*SHORT TASK:* All of the lines below are to be printed again exactly; images are excluded from the output.

*SUPPLIED ENTRIES:*
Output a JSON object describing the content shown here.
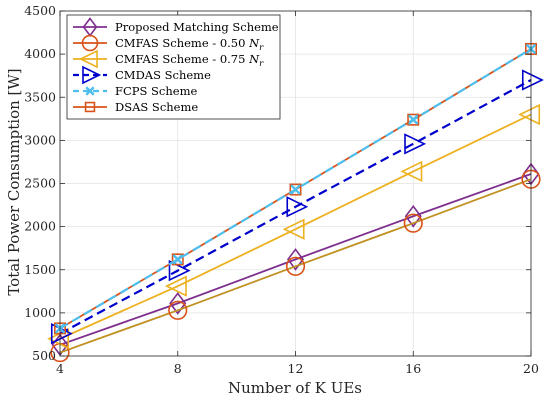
{
  "chart_data": {
    "type": "line",
    "xlabel": "Number of K UEs",
    "ylabel": "Total Power Consumption [W]",
    "x": [
      4,
      8,
      12,
      16,
      20
    ],
    "xticks": [
      4,
      8,
      12,
      16,
      20
    ],
    "xlim": [
      4,
      20
    ],
    "ylim": [
      500,
      4500
    ],
    "yticks": [
      500,
      1000,
      1500,
      2000,
      2500,
      3000,
      3500,
      4000,
      4500
    ],
    "grid": true,
    "legend_position": "top-left",
    "series": [
      {
        "name": "Proposed Matching Scheme",
        "values": [
          630,
          1110,
          1620,
          2120,
          2610
        ],
        "color": "#7e2f8e",
        "marker": "diamond",
        "dash": "solid"
      },
      {
        "name": "CMFAS Scheme - 0.50 N_r",
        "values": [
          540,
          1030,
          1540,
          2040,
          2550
        ],
        "color": "#d95319",
        "line_color": "#c09020",
        "marker": "circle",
        "dash": "solid"
      },
      {
        "name": "CMFAS Scheme - 0.75 N_r",
        "values": [
          700,
          1310,
          1970,
          2640,
          3300
        ],
        "color": "#edb120",
        "marker": "triangle-left",
        "dash": "solid"
      },
      {
        "name": "CMDAS Scheme",
        "values": [
          760,
          1490,
          2230,
          2960,
          3700
        ],
        "color": "#0000cd",
        "marker": "triangle-right",
        "dash": "dashed"
      },
      {
        "name": "FCPS Scheme",
        "values": [
          820,
          1620,
          2430,
          3240,
          4060
        ],
        "color": "#4dbeee",
        "marker": "x",
        "dash": "dashed"
      },
      {
        "name": "DSAS Scheme",
        "values": [
          820,
          1620,
          2430,
          3240,
          4060
        ],
        "color": "#d95319",
        "marker": "square",
        "dash": "solid"
      }
    ]
  }
}
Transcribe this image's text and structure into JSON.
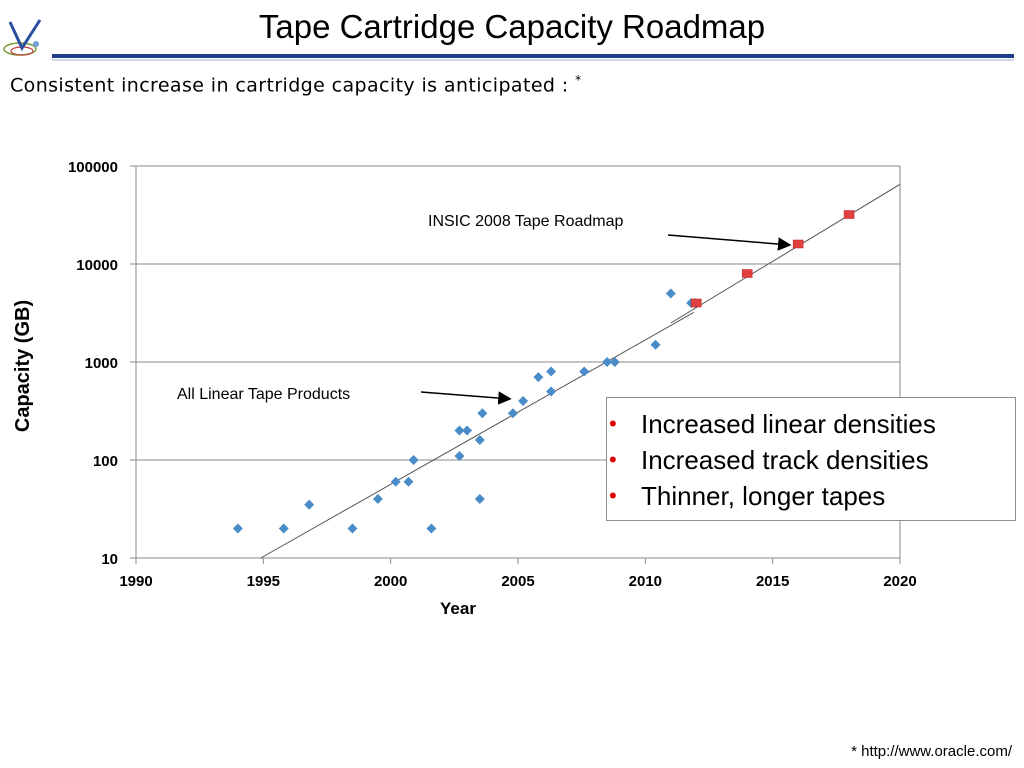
{
  "slide": {
    "title": "Tape Cartridge Capacity Roadmap",
    "subtitle": "Consistent increase in cartridge capacity is anticipated :",
    "subtitle_mark": "*",
    "footnote": "* http://www.oracle.com/",
    "logo_icon": "v-logo-icon"
  },
  "bullets": {
    "items": [
      "Increased linear densities",
      "Increased track densities",
      "Thinner, longer tapes"
    ],
    "marker_color": "#e00000"
  },
  "chart_data": {
    "type": "scatter",
    "title": "",
    "xlabel": "Year",
    "ylabel": "Capacity (GB)",
    "xlim": [
      1990,
      2020
    ],
    "ylim": [
      10,
      100000
    ],
    "yscale": "log",
    "grid": "horizontal",
    "x_ticks": [
      "1990",
      "1995",
      "2000",
      "2005",
      "2010",
      "2015",
      "2020"
    ],
    "y_ticks": [
      "10",
      "100",
      "1000",
      "10000",
      "100000"
    ],
    "series": [
      {
        "name": "All Linear Tape Products",
        "color": "#4a8cc8",
        "marker": "diamond",
        "points": [
          [
            1994,
            20
          ],
          [
            1995.8,
            20
          ],
          [
            1996.8,
            35
          ],
          [
            1998.5,
            20
          ],
          [
            1999.5,
            40
          ],
          [
            2000.2,
            60
          ],
          [
            2000.7,
            60
          ],
          [
            2000.9,
            100
          ],
          [
            2001.6,
            20
          ],
          [
            2002.7,
            110
          ],
          [
            2002.7,
            200
          ],
          [
            2003.0,
            200
          ],
          [
            2003.5,
            40
          ],
          [
            2003.5,
            160
          ],
          [
            2003.6,
            300
          ],
          [
            2004.8,
            300
          ],
          [
            2005.2,
            400
          ],
          [
            2005.8,
            700
          ],
          [
            2006.3,
            500
          ],
          [
            2006.3,
            800
          ],
          [
            2007.6,
            800
          ],
          [
            2008.5,
            1000
          ],
          [
            2008.8,
            1000
          ],
          [
            2010.4,
            1500
          ],
          [
            2011.0,
            5000
          ],
          [
            2011.8,
            4000
          ],
          [
            2011.95,
            4000
          ]
        ]
      },
      {
        "name": "INSIC 2008 Tape Roadmap",
        "color": "#e04040",
        "marker": "square",
        "points": [
          [
            2012,
            4000
          ],
          [
            2014,
            8000
          ],
          [
            2016,
            16000
          ],
          [
            2018,
            32000
          ]
        ]
      }
    ],
    "trendlines": [
      {
        "from": [
          1994.9,
          10
        ],
        "to": [
          2011.9,
          3200
        ]
      },
      {
        "from": [
          2011.0,
          2500
        ],
        "to": [
          2020,
          65000
        ]
      }
    ],
    "annotations": [
      {
        "text": "INSIC 2008 Tape Roadmap",
        "anchor": [
          2016,
          16000
        ]
      },
      {
        "text": "All Linear Tape Products",
        "anchor": [
          2004.7,
          420
        ]
      }
    ]
  }
}
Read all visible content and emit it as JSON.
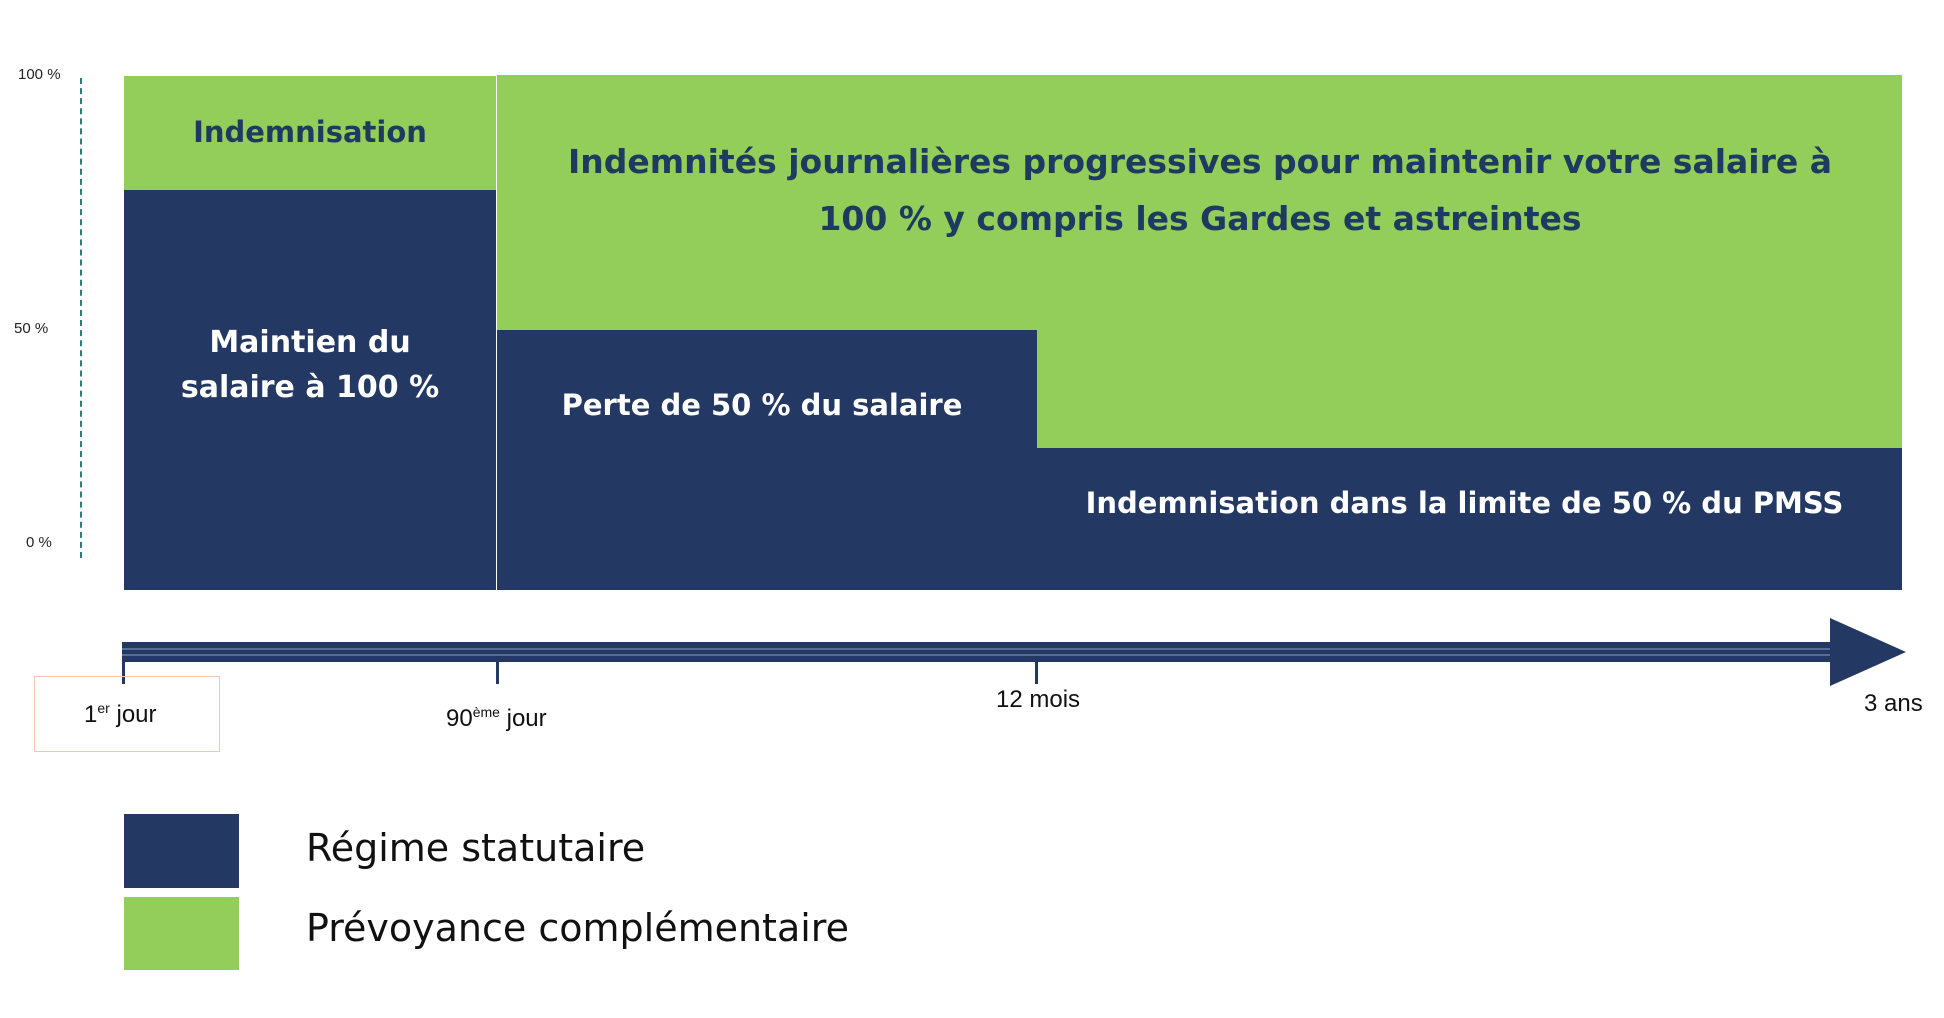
{
  "y_axis": {
    "ticks": [
      "100 %",
      "50 %",
      "0 %"
    ]
  },
  "blocks": {
    "indemnisation_top": "Indemnisation",
    "maintien_salaire": "Maintien du salaire à 100 %",
    "indemnites_progressives": "Indemnités journalières progressives pour maintenir votre salaire à 100 % y compris les Gardes et astreintes",
    "perte_50": "Perte de 50 % du salaire",
    "indemnisation_pmss": "Indemnisation dans la limite de 50 % du PMSS"
  },
  "timeline": {
    "day1_num": "1",
    "day1_sup": "er",
    "day1_word": " jour",
    "day90_num": "90",
    "day90_sup": "ème",
    "day90_word": " jour",
    "month12": "12 mois",
    "years3": "3 ans"
  },
  "legend": {
    "statutory": "Régime statutaire",
    "complementary": "Prévoyance complémentaire"
  },
  "colors": {
    "navy": "#233862",
    "green": "#92ce59",
    "text_navy": "#1f3a60"
  }
}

*TASK RESULT:*
Output a JSON object describing the content shown here.
{
  "chart_data": {
    "type": "line",
    "xlabel": "Number of K UEs",
    "ylabel": "Total Power Consumption [W]",
    "x": [
      4,
      8,
      12,
      16,
      20
    ],
    "xticks": [
      4,
      8,
      12,
      16,
      20
    ],
    "xlim": [
      4,
      20
    ],
    "ylim": [
      500,
      4500
    ],
    "yticks": [
      500,
      1000,
      1500,
      2000,
      2500,
      3000,
      3500,
      4000,
      4500
    ],
    "grid": true,
    "legend_position": "top-left",
    "series": [
      {
        "name": "Proposed Matching Scheme",
        "values": [
          630,
          1110,
          1620,
          2120,
          2610
        ],
        "color": "#7e2f8e",
        "marker": "diamond",
        "dash": "solid"
      },
      {
        "name": "CMFAS Scheme - 0.50 N_r",
        "values": [
          540,
          1030,
          1540,
          2040,
          2550
        ],
        "color": "#d95319",
        "line_color": "#c09020",
        "marker": "circle",
        "dash": "solid"
      },
      {
        "name": "CMFAS Scheme - 0.75 N_r",
        "values": [
          700,
          1310,
          1970,
          2640,
          3300
        ],
        "color": "#edb120",
        "marker": "triangle-left",
        "dash": "solid"
      },
      {
        "name": "CMDAS Scheme",
        "values": [
          760,
          1490,
          2230,
          2960,
          3700
        ],
        "color": "#0000cd",
        "marker": "triangle-right",
        "dash": "dashed"
      },
      {
        "name": "FCPS Scheme",
        "values": [
          820,
          1620,
          2430,
          3240,
          4060
        ],
        "color": "#4dbeee",
        "marker": "x",
        "dash": "dashed"
      },
      {
        "name": "DSAS Scheme",
        "values": [
          820,
          1620,
          2430,
          3240,
          4060
        ],
        "color": "#d95319",
        "marker": "square",
        "dash": "solid"
      }
    ]
  }
}
Transcribe this image's text and structure into JSON.
{
  "slide": {
    "title": "Tape Cartridge Capacity Roadmap",
    "subtitle": "Consistent increase in cartridge capacity is anticipated :",
    "subtitle_mark": "*",
    "footnote": "* http://www.oracle.com/",
    "logo_icon": "v-logo-icon"
  },
  "bullets": {
    "items": [
      "Increased linear densities",
      "Increased track densities",
      "Thinner, longer tapes"
    ],
    "marker_color": "#e00000"
  },
  "chart_data": {
    "type": "scatter",
    "title": "",
    "xlabel": "Year",
    "ylabel": "Capacity (GB)",
    "xlim": [
      1990,
      2020
    ],
    "ylim": [
      10,
      100000
    ],
    "yscale": "log",
    "grid": "horizontal",
    "x_ticks": [
      "1990",
      "1995",
      "2000",
      "2005",
      "2010",
      "2015",
      "2020"
    ],
    "y_ticks": [
      "10",
      "100",
      "1000",
      "10000",
      "100000"
    ],
    "series": [
      {
        "name": "All Linear Tape Products",
        "color": "#4a8cc8",
        "marker": "diamond",
        "points": [
          [
            1994,
            20
          ],
          [
            1995.8,
            20
          ],
          [
            1996.8,
            35
          ],
          [
            1998.5,
            20
          ],
          [
            1999.5,
            40
          ],
          [
            2000.2,
            60
          ],
          [
            2000.7,
            60
          ],
          [
            2000.9,
            100
          ],
          [
            2001.6,
            20
          ],
          [
            2002.7,
            110
          ],
          [
            2002.7,
            200
          ],
          [
            2003.0,
            200
          ],
          [
            2003.5,
            40
          ],
          [
            2003.5,
            160
          ],
          [
            2003.6,
            300
          ],
          [
            2004.8,
            300
          ],
          [
            2005.2,
            400
          ],
          [
            2005.8,
            700
          ],
          [
            2006.3,
            500
          ],
          [
            2006.3,
            800
          ],
          [
            2007.6,
            800
          ],
          [
            2008.5,
            1000
          ],
          [
            2008.8,
            1000
          ],
          [
            2010.4,
            1500
          ],
          [
            2011.0,
            5000
          ],
          [
            2011.8,
            4000
          ],
          [
            2011.95,
            4000
          ]
        ]
      },
      {
        "name": "INSIC 2008 Tape Roadmap",
        "color": "#e04040",
        "marker": "square",
        "points": [
          [
            2012,
            4000
          ],
          [
            2014,
            8000
          ],
          [
            2016,
            16000
          ],
          [
            2018,
            32000
          ]
        ]
      }
    ],
    "trendlines": [
      {
        "from": [
          1994.9,
          10
        ],
        "to": [
          2011.9,
          3200
        ]
      },
      {
        "from": [
          2011.0,
          2500
        ],
        "to": [
          2020,
          65000
        ]
      }
    ],
    "annotations": [
      {
        "text": "INSIC 2008 Tape Roadmap",
        "anchor": [
          2016,
          16000
        ]
      },
      {
        "text": "All Linear Tape Products",
        "anchor": [
          2004.7,
          420
        ]
      }
    ]
  }
}
Read all visible content and emit it as JSON.
{
  "y_axis": {
    "ticks": [
      "100 %",
      "50 %",
      "0 %"
    ]
  },
  "blocks": {
    "indemnisation_top": "Indemnisation",
    "maintien_salaire": "Maintien du salaire à 100 %",
    "indemnites_progressives": "Indemnités journalières progressives pour maintenir votre salaire à 100 % y compris les Gardes et astreintes",
    "perte_50": "Perte de 50 % du salaire",
    "indemnisation_pmss": "Indemnisation dans la limite de 50 % du PMSS"
  },
  "timeline": {
    "day1_num": "1",
    "day1_sup": "er",
    "day1_word": " jour",
    "day90_num": "90",
    "day90_sup": "ème",
    "day90_word": " jour",
    "month12": "12 mois",
    "years3": "3 ans"
  },
  "legend": {
    "statutory": "Régime statutaire",
    "complementary": "Prévoyance complémentaire"
  },
  "colors": {
    "navy": "#233862",
    "green": "#92ce59",
    "text_navy": "#1f3a60"
  }
}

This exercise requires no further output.